>> BEGIN Records

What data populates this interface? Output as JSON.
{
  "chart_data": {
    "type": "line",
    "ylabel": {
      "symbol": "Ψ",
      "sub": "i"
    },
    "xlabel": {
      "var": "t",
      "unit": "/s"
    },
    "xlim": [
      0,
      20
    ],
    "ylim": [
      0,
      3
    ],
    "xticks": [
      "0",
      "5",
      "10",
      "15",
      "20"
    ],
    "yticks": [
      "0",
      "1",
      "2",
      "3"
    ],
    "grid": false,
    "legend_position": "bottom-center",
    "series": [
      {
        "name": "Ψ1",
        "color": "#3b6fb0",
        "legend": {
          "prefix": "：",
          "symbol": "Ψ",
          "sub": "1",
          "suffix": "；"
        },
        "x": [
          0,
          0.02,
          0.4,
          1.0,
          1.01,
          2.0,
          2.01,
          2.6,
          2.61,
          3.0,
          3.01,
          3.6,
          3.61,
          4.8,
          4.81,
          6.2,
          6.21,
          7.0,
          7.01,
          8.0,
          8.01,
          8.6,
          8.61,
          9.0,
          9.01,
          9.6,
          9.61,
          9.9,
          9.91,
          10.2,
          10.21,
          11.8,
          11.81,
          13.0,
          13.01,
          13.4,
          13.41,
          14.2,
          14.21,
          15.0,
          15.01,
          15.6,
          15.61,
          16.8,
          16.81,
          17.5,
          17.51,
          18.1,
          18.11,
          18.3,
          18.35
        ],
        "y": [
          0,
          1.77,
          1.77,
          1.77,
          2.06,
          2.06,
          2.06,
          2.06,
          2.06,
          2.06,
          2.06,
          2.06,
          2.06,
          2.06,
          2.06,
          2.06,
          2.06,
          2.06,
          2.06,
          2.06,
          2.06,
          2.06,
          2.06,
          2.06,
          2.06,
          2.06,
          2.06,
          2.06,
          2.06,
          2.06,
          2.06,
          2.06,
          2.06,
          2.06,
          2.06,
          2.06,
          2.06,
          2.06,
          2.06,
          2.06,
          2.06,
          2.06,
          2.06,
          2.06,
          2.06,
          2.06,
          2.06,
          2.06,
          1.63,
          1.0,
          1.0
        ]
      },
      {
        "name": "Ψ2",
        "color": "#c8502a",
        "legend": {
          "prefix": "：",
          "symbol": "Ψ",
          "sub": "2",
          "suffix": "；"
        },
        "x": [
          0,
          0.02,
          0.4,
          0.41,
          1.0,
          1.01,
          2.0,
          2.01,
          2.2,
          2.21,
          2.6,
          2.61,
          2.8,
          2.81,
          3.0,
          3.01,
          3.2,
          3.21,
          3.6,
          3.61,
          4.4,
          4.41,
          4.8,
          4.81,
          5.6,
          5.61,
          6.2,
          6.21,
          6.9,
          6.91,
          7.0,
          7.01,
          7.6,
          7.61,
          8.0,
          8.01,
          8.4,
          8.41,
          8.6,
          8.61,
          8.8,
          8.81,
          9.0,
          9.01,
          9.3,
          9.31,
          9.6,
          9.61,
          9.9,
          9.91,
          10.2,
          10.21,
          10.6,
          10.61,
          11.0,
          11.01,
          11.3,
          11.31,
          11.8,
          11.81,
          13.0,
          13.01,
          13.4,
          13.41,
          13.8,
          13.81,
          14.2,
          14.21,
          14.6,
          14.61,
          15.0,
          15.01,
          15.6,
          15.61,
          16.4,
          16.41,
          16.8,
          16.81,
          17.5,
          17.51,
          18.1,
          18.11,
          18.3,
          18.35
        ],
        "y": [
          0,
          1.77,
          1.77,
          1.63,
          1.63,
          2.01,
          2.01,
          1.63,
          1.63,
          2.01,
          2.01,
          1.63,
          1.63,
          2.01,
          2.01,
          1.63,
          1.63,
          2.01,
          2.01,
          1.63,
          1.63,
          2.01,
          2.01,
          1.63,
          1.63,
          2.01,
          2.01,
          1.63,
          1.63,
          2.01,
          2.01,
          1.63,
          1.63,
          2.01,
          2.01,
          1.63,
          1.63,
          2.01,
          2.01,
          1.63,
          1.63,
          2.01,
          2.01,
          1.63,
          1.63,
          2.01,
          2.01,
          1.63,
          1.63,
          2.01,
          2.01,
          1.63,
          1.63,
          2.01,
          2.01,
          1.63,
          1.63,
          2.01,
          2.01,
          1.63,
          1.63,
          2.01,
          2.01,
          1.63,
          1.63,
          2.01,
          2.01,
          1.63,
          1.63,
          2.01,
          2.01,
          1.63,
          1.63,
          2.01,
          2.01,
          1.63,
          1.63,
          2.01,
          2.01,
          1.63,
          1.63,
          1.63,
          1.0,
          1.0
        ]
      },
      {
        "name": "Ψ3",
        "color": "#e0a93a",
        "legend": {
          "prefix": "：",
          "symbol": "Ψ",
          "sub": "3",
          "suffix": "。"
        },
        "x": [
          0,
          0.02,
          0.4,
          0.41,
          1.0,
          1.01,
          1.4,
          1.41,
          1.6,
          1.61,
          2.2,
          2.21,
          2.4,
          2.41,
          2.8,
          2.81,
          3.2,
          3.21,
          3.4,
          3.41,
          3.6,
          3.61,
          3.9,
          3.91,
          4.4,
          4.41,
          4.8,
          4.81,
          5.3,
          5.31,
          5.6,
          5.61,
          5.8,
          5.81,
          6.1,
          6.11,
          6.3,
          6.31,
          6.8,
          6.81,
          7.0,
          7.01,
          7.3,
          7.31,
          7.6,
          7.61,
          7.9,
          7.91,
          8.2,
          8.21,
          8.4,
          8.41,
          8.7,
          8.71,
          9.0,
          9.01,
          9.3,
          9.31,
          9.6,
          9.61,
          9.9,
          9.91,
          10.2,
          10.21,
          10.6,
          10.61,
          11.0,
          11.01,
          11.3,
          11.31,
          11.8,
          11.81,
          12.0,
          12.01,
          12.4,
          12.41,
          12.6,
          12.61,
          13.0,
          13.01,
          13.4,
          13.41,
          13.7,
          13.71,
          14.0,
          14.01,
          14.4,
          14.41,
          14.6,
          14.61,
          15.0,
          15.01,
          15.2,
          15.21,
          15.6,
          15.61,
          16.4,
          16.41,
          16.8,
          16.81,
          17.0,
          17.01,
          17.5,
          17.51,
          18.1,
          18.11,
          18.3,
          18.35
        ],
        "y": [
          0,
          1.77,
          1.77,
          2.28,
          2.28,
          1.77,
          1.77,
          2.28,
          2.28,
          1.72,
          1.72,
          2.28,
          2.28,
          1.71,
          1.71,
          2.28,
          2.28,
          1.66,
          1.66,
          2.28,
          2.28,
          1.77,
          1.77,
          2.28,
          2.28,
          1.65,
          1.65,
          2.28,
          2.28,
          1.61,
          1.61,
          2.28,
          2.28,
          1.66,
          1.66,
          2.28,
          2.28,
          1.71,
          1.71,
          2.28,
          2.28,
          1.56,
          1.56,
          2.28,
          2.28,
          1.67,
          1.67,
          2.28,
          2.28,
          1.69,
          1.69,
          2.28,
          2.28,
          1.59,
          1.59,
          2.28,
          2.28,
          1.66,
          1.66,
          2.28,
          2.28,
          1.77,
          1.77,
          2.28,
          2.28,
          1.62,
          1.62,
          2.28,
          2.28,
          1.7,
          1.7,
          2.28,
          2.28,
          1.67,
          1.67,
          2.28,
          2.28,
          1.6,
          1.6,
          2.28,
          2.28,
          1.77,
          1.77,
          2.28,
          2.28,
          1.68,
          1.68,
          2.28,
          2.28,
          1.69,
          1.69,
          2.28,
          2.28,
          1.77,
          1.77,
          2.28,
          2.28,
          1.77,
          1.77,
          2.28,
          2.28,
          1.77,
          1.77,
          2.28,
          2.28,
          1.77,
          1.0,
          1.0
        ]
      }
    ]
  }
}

>> END Records

### Goal
Print all of the entries again, exactly as written.

### Task output
What data populates this interface? Output as JSON.
{
  "chart_data": {
    "type": "line",
    "ylabel": {
      "symbol": "Ψ",
      "sub": "i"
    },
    "xlabel": {
      "var": "t",
      "unit": "/s"
    },
    "xlim": [
      0,
      20
    ],
    "ylim": [
      0,
      3
    ],
    "xticks": [
      "0",
      "5",
      "10",
      "15",
      "20"
    ],
    "yticks": [
      "0",
      "1",
      "2",
      "3"
    ],
    "grid": false,
    "legend_position": "bottom-center",
    "series": [
      {
        "name": "Ψ1",
        "color": "#3b6fb0",
        "legend": {
          "prefix": "：",
          "symbol": "Ψ",
          "sub": "1",
          "suffix": "；"
        },
        "x": [
          0,
          0.02,
          0.4,
          1.0,
          1.01,
          2.0,
          2.01,
          2.6,
          2.61,
          3.0,
          3.01,
          3.6,
          3.61,
          4.8,
          4.81,
          6.2,
          6.21,
          7.0,
          7.01,
          8.0,
          8.01,
          8.6,
          8.61,
          9.0,
          9.01,
          9.6,
          9.61,
          9.9,
          9.91,
          10.2,
          10.21,
          11.8,
          11.81,
          13.0,
          13.01,
          13.4,
          13.41,
          14.2,
          14.21,
          15.0,
          15.01,
          15.6,
          15.61,
          16.8,
          16.81,
          17.5,
          17.51,
          18.1,
          18.11,
          18.3,
          18.35
        ],
        "y": [
          0,
          1.77,
          1.77,
          1.77,
          2.06,
          2.06,
          2.06,
          2.06,
          2.06,
          2.06,
          2.06,
          2.06,
          2.06,
          2.06,
          2.06,
          2.06,
          2.06,
          2.06,
          2.06,
          2.06,
          2.06,
          2.06,
          2.06,
          2.06,
          2.06,
          2.06,
          2.06,
          2.06,
          2.06,
          2.06,
          2.06,
          2.06,
          2.06,
          2.06,
          2.06,
          2.06,
          2.06,
          2.06,
          2.06,
          2.06,
          2.06,
          2.06,
          2.06,
          2.06,
          2.06,
          2.06,
          2.06,
          2.06,
          1.63,
          1.0,
          1.0
        ]
      },
      {
        "name": "Ψ2",
        "color": "#c8502a",
        "legend": {
          "prefix": "：",
          "symbol": "Ψ",
          "sub": "2",
          "suffix": "；"
        },
        "x": [
          0,
          0.02,
          0.4,
          0.41,
          1.0,
          1.01,
          2.0,
          2.01,
          2.2,
          2.21,
          2.6,
          2.61,
          2.8,
          2.81,
          3.0,
          3.01,
          3.2,
          3.21,
          3.6,
          3.61,
          4.4,
          4.41,
          4.8,
          4.81,
          5.6,
          5.61,
          6.2,
          6.21,
          6.9,
          6.91,
          7.0,
          7.01,
          7.6,
          7.61,
          8.0,
          8.01,
          8.4,
          8.41,
          8.6,
          8.61,
          8.8,
          8.81,
          9.0,
          9.01,
          9.3,
          9.31,
          9.6,
          9.61,
          9.9,
          9.91,
          10.2,
          10.21,
          10.6,
          10.61,
          11.0,
          11.01,
          11.3,
          11.31,
          11.8,
          11.81,
          13.0,
          13.01,
          13.4,
          13.41,
          13.8,
          13.81,
          14.2,
          14.21,
          14.6,
          14.61,
          15.0,
          15.01,
          15.6,
          15.61,
          16.4,
          16.41,
          16.8,
          16.81,
          17.5,
          17.51,
          18.1,
          18.11,
          18.3,
          18.35
        ],
        "y": [
          0,
          1.77,
          1.77,
          1.63,
          1.63,
          2.01,
          2.01,
          1.63,
          1.63,
          2.01,
          2.01,
          1.63,
          1.63,
          2.01,
          2.01,
          1.63,
          1.63,
          2.01,
          2.01,
          1.63,
          1.63,
          2.01,
          2.01,
          1.63,
          1.63,
          2.01,
          2.01,
          1.63,
          1.63,
          2.01,
          2.01,
          1.63,
          1.63,
          2.01,
          2.01,
          1.63,
          1.63,
          2.01,
          2.01,
          1.63,
          1.63,
          2.01,
          2.01,
          1.63,
          1.63,
          2.01,
          2.01,
          1.63,
          1.63,
          2.01,
          2.01,
          1.63,
          1.63,
          2.01,
          2.01,
          1.63,
          1.63,
          2.01,
          2.01,
          1.63,
          1.63,
          2.01,
          2.01,
          1.63,
          1.63,
          2.01,
          2.01,
          1.63,
          1.63,
          2.01,
          2.01,
          1.63,
          1.63,
          2.01,
          2.01,
          1.63,
          1.63,
          2.01,
          2.01,
          1.63,
          1.63,
          1.63,
          1.0,
          1.0
        ]
      },
      {
        "name": "Ψ3",
        "color": "#e0a93a",
        "legend": {
          "prefix": "：",
          "symbol": "Ψ",
          "sub": "3",
          "suffix": "。"
        },
        "x": [
          0,
          0.02,
          0.4,
          0.41,
          1.0,
          1.01,
          1.4,
          1.41,
          1.6,
          1.61,
          2.2,
          2.21,
          2.4,
          2.41,
          2.8,
          2.81,
          3.2,
          3.21,
          3.4,
          3.41,
          3.6,
          3.61,
          3.9,
          3.91,
          4.4,
          4.41,
          4.8,
          4.81,
          5.3,
          5.31,
          5.6,
          5.61,
          5.8,
          5.81,
          6.1,
          6.11,
          6.3,
          6.31,
          6.8,
          6.81,
          7.0,
          7.01,
          7.3,
          7.31,
          7.6,
          7.61,
          7.9,
          7.91,
          8.2,
          8.21,
          8.4,
          8.41,
          8.7,
          8.71,
          9.0,
          9.01,
          9.3,
          9.31,
          9.6,
          9.61,
          9.9,
          9.91,
          10.2,
          10.21,
          10.6,
          10.61,
          11.0,
          11.01,
          11.3,
          11.31,
          11.8,
          11.81,
          12.0,
          12.01,
          12.4,
          12.41,
          12.6,
          12.61,
          13.0,
          13.01,
          13.4,
          13.41,
          13.7,
          13.71,
          14.0,
          14.01,
          14.4,
          14.41,
          14.6,
          14.61,
          15.0,
          15.01,
          15.2,
          15.21,
          15.6,
          15.61,
          16.4,
          16.41,
          16.8,
          16.81,
          17.0,
          17.01,
          17.5,
          17.51,
          18.1,
          18.11,
          18.3,
          18.35
        ],
        "y": [
          0,
          1.77,
          1.77,
          2.28,
          2.28,
          1.77,
          1.77,
          2.28,
          2.28,
          1.72,
          1.72,
          2.28,
          2.28,
          1.71,
          1.71,
          2.28,
          2.28,
          1.66,
          1.66,
          2.28,
          2.28,
          1.77,
          1.77,
          2.28,
          2.28,
          1.65,
          1.65,
          2.28,
          2.28,
          1.61,
          1.61,
          2.28,
          2.28,
          1.66,
          1.66,
          2.28,
          2.28,
          1.71,
          1.71,
          2.28,
          2.28,
          1.56,
          1.56,
          2.28,
          2.28,
          1.67,
          1.67,
          2.28,
          2.28,
          1.69,
          1.69,
          2.28,
          2.28,
          1.59,
          1.59,
          2.28,
          2.28,
          1.66,
          1.66,
          2.28,
          2.28,
          1.77,
          1.77,
          2.28,
          2.28,
          1.62,
          1.62,
          2.28,
          2.28,
          1.7,
          1.7,
          2.28,
          2.28,
          1.67,
          1.67,
          2.28,
          2.28,
          1.6,
          1.6,
          2.28,
          2.28,
          1.77,
          1.77,
          2.28,
          2.28,
          1.68,
          1.68,
          2.28,
          2.28,
          1.69,
          1.69,
          2.28,
          2.28,
          1.77,
          1.77,
          2.28,
          2.28,
          1.77,
          1.77,
          2.28,
          2.28,
          1.77,
          1.77,
          2.28,
          2.28,
          1.77,
          1.0,
          1.0
        ]
      }
    ]
  }
}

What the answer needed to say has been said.